EXERCISE: Show each line that has the string "JSON" in it.

RECORDED DATA:
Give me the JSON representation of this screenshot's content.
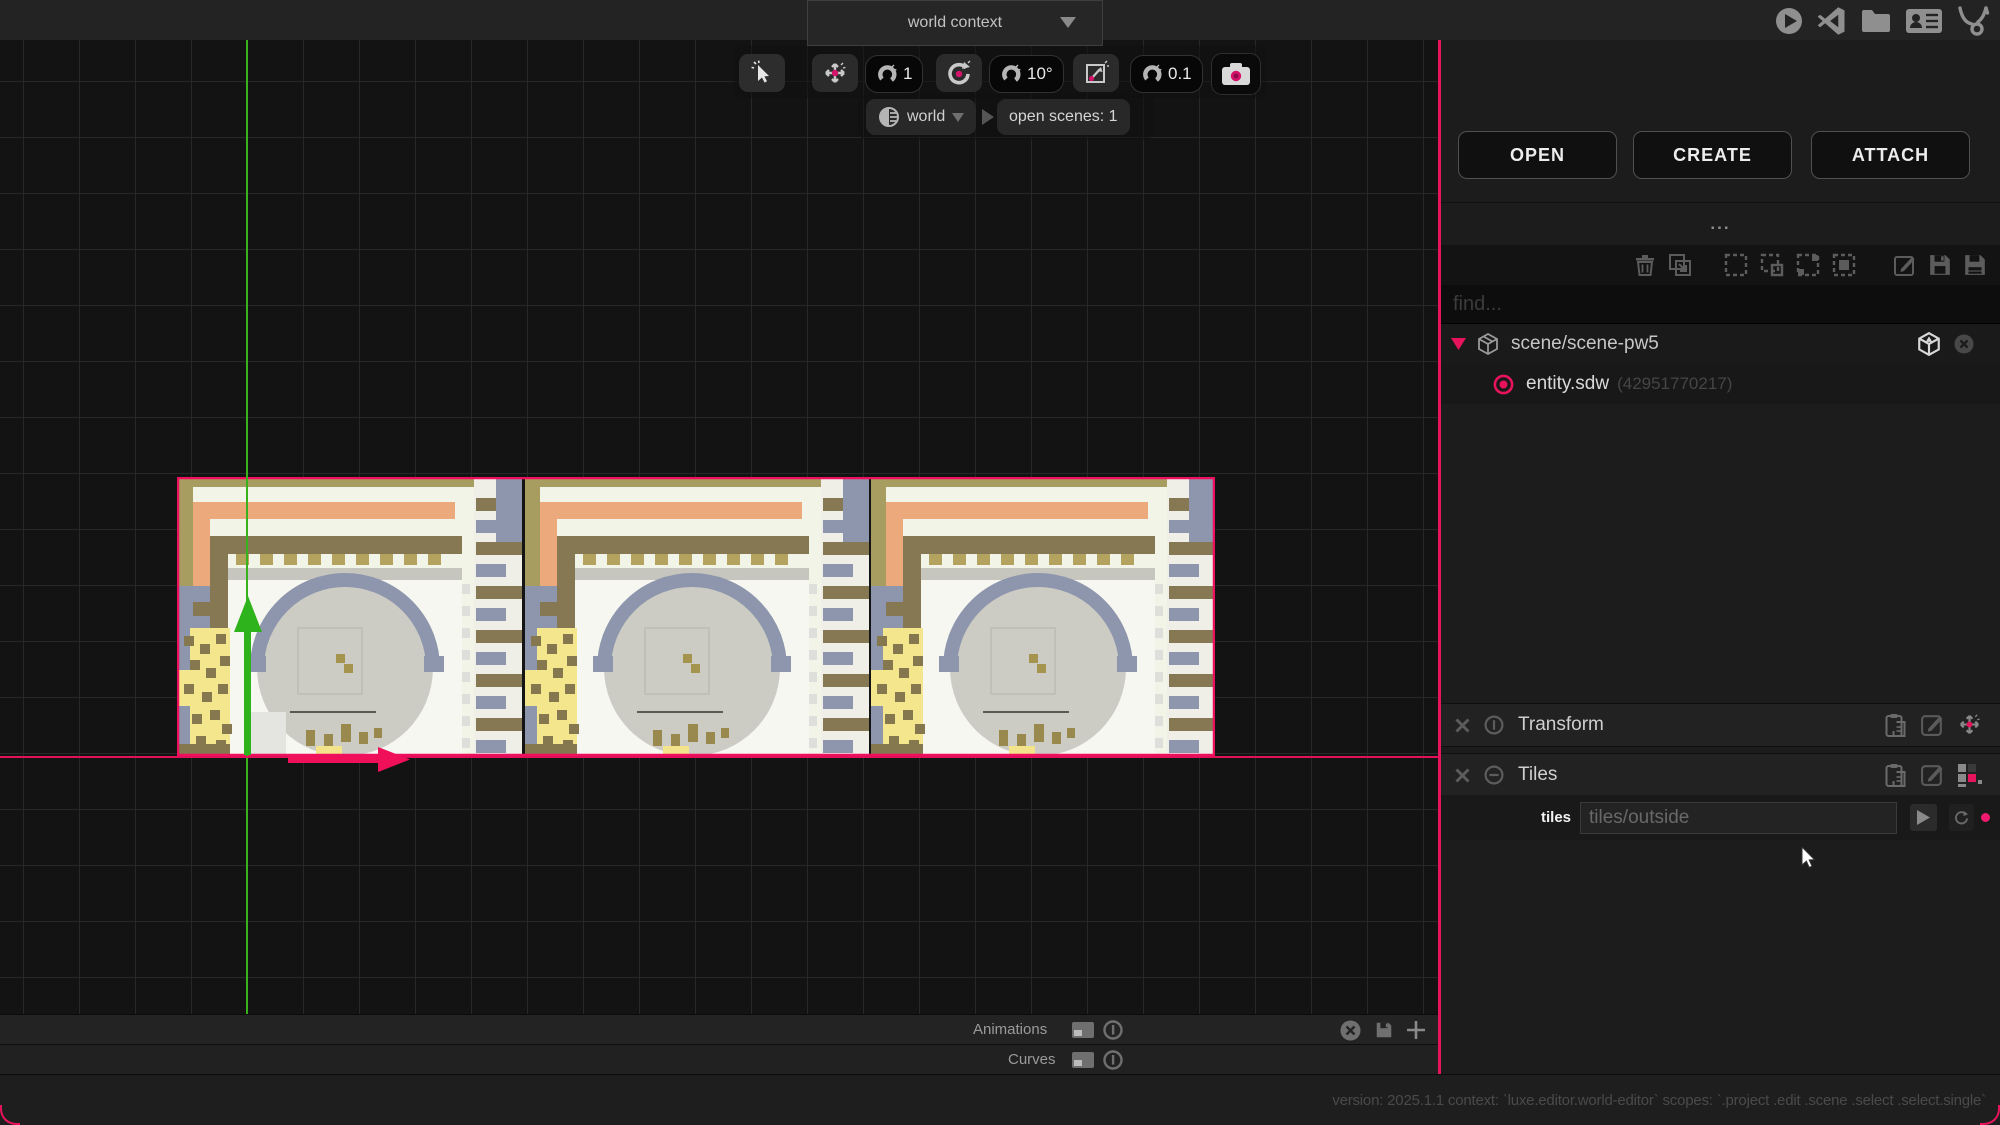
{
  "window": {
    "context_selector": "world context"
  },
  "header_icons": [
    "play-icon",
    "vscode-icon",
    "folder-icon",
    "contact-card-icon",
    "luxe-logo-icon"
  ],
  "toolbar": {
    "snap_position_value": "1",
    "snap_rotation_value": "10°",
    "snap_scale_value": "0.1"
  },
  "scene_bar": {
    "world": "world",
    "open_scenes": "open scenes: 1"
  },
  "right_panel": {
    "open": "OPEN",
    "create": "CREATE",
    "attach": "ATTACH",
    "overflow": "...",
    "find_placeholder": "find...",
    "scene_node": "scene/scene-pw5",
    "entity_node": "entity.sdw",
    "entity_id": "(42951770217)",
    "transform_title": "Transform",
    "tiles_title": "Tiles",
    "tiles_label": "tiles",
    "tiles_value": "tiles/outside"
  },
  "timeline": {
    "animations": "Animations",
    "curves": "Curves"
  },
  "status": {
    "text": "version: 2025.1.1 context: `luxe.editor.world-editor` scopes: `.project .edit .scene .select .select.single`"
  },
  "colors": {
    "accent_pink": "#e7135c",
    "axis_y_green": "#38b11d",
    "axis_x_pink": "#e20f59",
    "selection_border": "#ee105e"
  }
}
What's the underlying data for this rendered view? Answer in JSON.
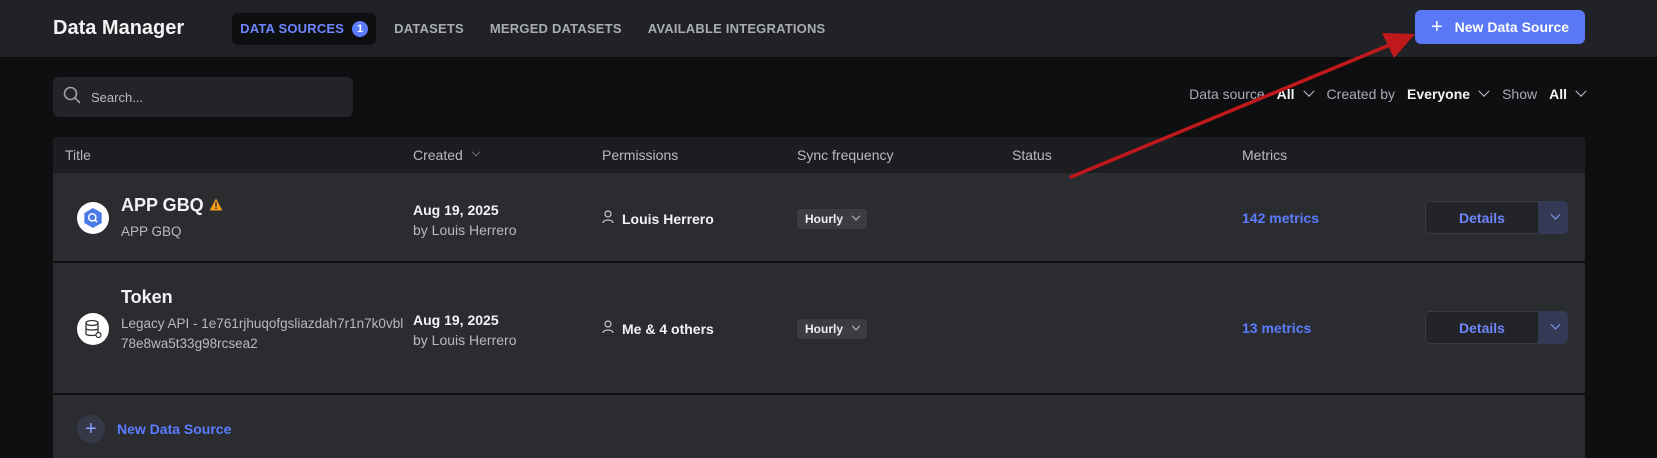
{
  "app": {
    "title": "Data Manager"
  },
  "nav": {
    "tabs": [
      {
        "label": "DATA SOURCES",
        "badge": "1",
        "active": true
      },
      {
        "label": "DATASETS"
      },
      {
        "label": "MERGED DATASETS"
      },
      {
        "label": "AVAILABLE INTEGRATIONS"
      }
    ]
  },
  "header": {
    "new_button_label": "New Data Source",
    "new_button_icon": "plus-icon"
  },
  "search": {
    "placeholder": "Search...",
    "value": ""
  },
  "filters": {
    "data_source": {
      "label": "Data source",
      "value": "All"
    },
    "created_by": {
      "label": "Created by",
      "value": "Everyone"
    },
    "show": {
      "label": "Show",
      "value": "All"
    }
  },
  "table": {
    "columns": [
      "Title",
      "Created",
      "Permissions",
      "Sync frequency",
      "Status",
      "Metrics"
    ],
    "rows": [
      {
        "name": "APP GBQ",
        "subtitle": "APP GBQ",
        "icon": "bigquery-icon",
        "warning": true,
        "created_date": "Aug 19, 2025",
        "created_by": "by Louis Herrero",
        "permissions": "Louis Herrero",
        "sync": "Hourly",
        "status": "",
        "metrics": "142 metrics",
        "action": "Details"
      },
      {
        "name": "Token",
        "subtitle": "Legacy API - 1e761rjhuqofgsliazdah7r1n7k0vbl78e8wa5t33g98rcsea2",
        "icon": "database-icon",
        "warning": false,
        "created_date": "Aug 19, 2025",
        "created_by": "by Louis Herrero",
        "permissions": "Me & 4 others",
        "sync": "Hourly",
        "status": "",
        "metrics": "13 metrics",
        "action": "Details"
      }
    ],
    "add_row_label": "New Data Source"
  },
  "colors": {
    "accent": "#5a77f5",
    "link": "#5b7cff",
    "warning": "#f29a1f",
    "annotation_arrow": "#c0191c"
  }
}
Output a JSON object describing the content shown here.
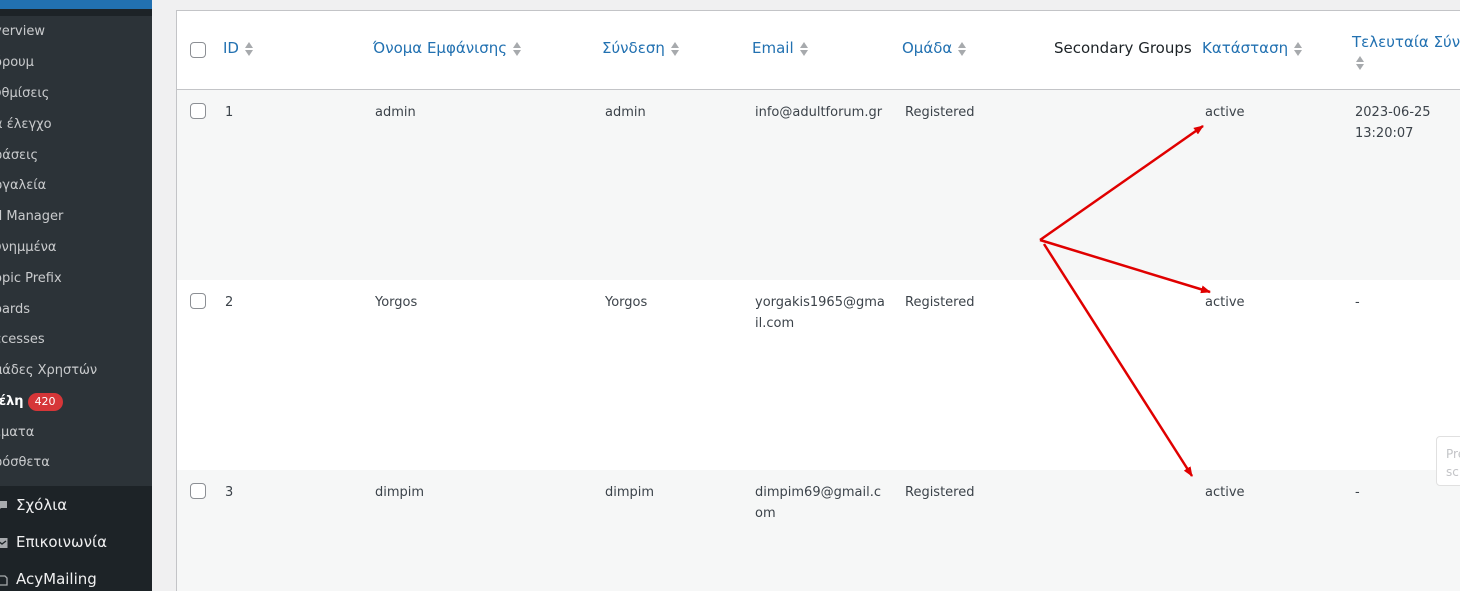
{
  "sidebar": {
    "submenu": [
      {
        "label": "verview"
      },
      {
        "label": "όρουμ"
      },
      {
        "label": "υθμίσεις"
      },
      {
        "label": "α έλεγχο"
      },
      {
        "label": "ράσεις"
      },
      {
        "label": "ργαλεία"
      },
      {
        "label": "d Manager"
      },
      {
        "label": "υνημμένα"
      },
      {
        "label": "opic Prefix"
      },
      {
        "label": "oards"
      },
      {
        "label": "ccesses"
      },
      {
        "label": "μάδες Χρηστών"
      },
      {
        "label": "Ιέλη",
        "badge": "420"
      },
      {
        "label": "έματα"
      },
      {
        "label": "ρόσθετα"
      }
    ],
    "main": [
      {
        "label": "Σχόλια",
        "icon": "comment-icon"
      },
      {
        "label": "Επικοινωνία",
        "icon": "mail-icon"
      },
      {
        "label": "AcyMailing",
        "icon": "acymailing-icon"
      }
    ]
  },
  "table": {
    "columns": [
      {
        "label": "ID",
        "sortable": true
      },
      {
        "label": "Όνομα Εμφάνισης",
        "sortable": true
      },
      {
        "label": "Σύνδεση",
        "sortable": true
      },
      {
        "label": "Email",
        "sortable": true
      },
      {
        "label": "Ομάδα",
        "sortable": true
      },
      {
        "label": "Secondary Groups",
        "sortable": false
      },
      {
        "label": "Κατάσταση",
        "sortable": true
      },
      {
        "label": "Τελευταία Σύνδ",
        "sortable": true
      }
    ],
    "rows": [
      {
        "id": "1",
        "display_name": "admin",
        "login": "admin",
        "email": "info@adultforum.gr",
        "group": "Registered",
        "secondary": "",
        "status": "active",
        "last_login": "2023-06-25 13:20:07"
      },
      {
        "id": "2",
        "display_name": "Yorgos",
        "login": "Yorgos",
        "email": "yorgakis1965@gmail.com",
        "group": "Registered",
        "secondary": "",
        "status": "active",
        "last_login": "-"
      },
      {
        "id": "3",
        "display_name": "dimpim",
        "login": "dimpim",
        "email": "dimpim69@gmail.com",
        "group": "Registered",
        "secondary": "",
        "status": "active",
        "last_login": "-"
      }
    ]
  },
  "peek_text": "Pre sc",
  "colors": {
    "sidebar_bg": "#1d2327",
    "submenu_bg": "#2c3338",
    "link_blue": "#2271b1",
    "badge_red": "#d63638",
    "annotation_red": "#e00000"
  }
}
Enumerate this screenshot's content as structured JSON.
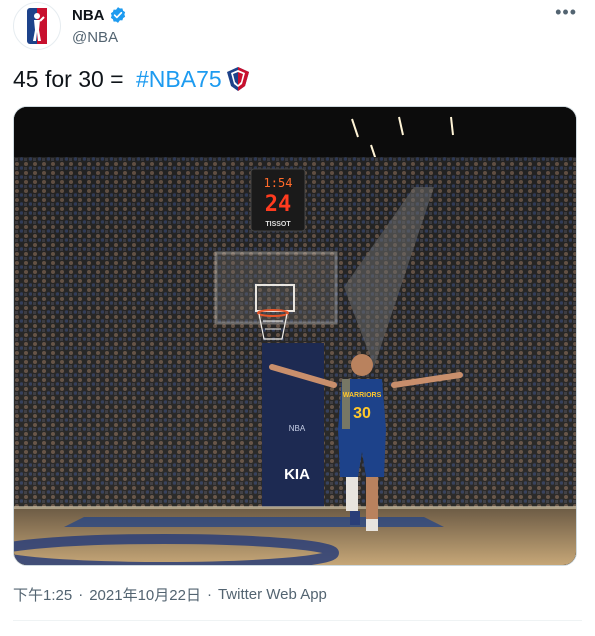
{
  "author": {
    "display_name": "NBA",
    "handle": "@NBA",
    "verified": true,
    "avatar_icon": "nba-logo-icon"
  },
  "tweet": {
    "text_prefix": "45 for 30 = ",
    "hashtag": "#NBA75",
    "hashtag_icon": "nba75-logo-icon"
  },
  "photo": {
    "shot_clock_time": "1:54",
    "shot_clock_seconds": "24",
    "shot_clock_sponsor": "TISSOT",
    "jersey_team": "WARRIORS",
    "jersey_number": "30",
    "sign_logo": "KIA"
  },
  "meta": {
    "time": "下午1:25",
    "separator": "·",
    "date": "2021年10月22日",
    "source": "Twitter Web App"
  },
  "colors": {
    "link": "#1d9bf0",
    "secondary_text": "#536471",
    "verified": "#1d9bf0",
    "jersey_blue": "#1d428a",
    "jersey_gold": "#ffc72c"
  }
}
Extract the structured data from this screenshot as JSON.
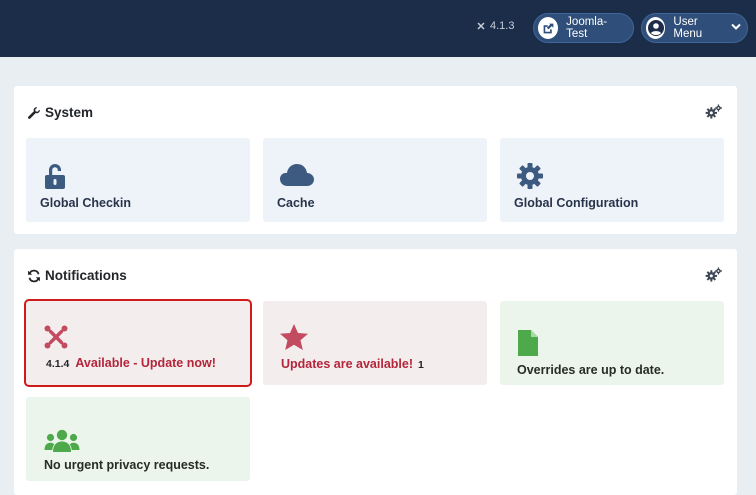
{
  "header": {
    "version": "4.1.3",
    "site_label": "Joomla-Test",
    "user_menu_label": "User Menu"
  },
  "system": {
    "title": "System",
    "tiles": [
      {
        "label": "Global Checkin",
        "icon": "unlock-icon"
      },
      {
        "label": "Cache",
        "icon": "cloud-icon"
      },
      {
        "label": "Global Configuration",
        "icon": "gear-icon"
      }
    ]
  },
  "notifications": {
    "title": "Notifications",
    "joomla_update": {
      "version": "4.1.4",
      "text": "Available - Update now!",
      "icon": "joomla-icon"
    },
    "extension_updates": {
      "text": "Updates are available!",
      "count": "1",
      "icon": "star-icon"
    },
    "overrides": {
      "text": "Overrides are up to date.",
      "icon": "file-icon"
    },
    "privacy": {
      "text": "No urgent privacy requests.",
      "icon": "users-icon"
    }
  },
  "colors": {
    "header_bg": "#1c2d4a",
    "page_bg": "#e9eef2",
    "icon_blue": "#3d5a80",
    "alert_red": "#b4253a",
    "success_green": "#4ea94b",
    "highlight_red": "#d11b1b"
  }
}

EXERCISE RESPONSE:
Give me the JSON representation of this screenshot's content.
What's the underlying data for this rendered view? Answer in JSON.
Output a JSON object describing the content shown here.
Enumerate this screenshot's content as structured JSON.
Extract the structured data from this screenshot as JSON.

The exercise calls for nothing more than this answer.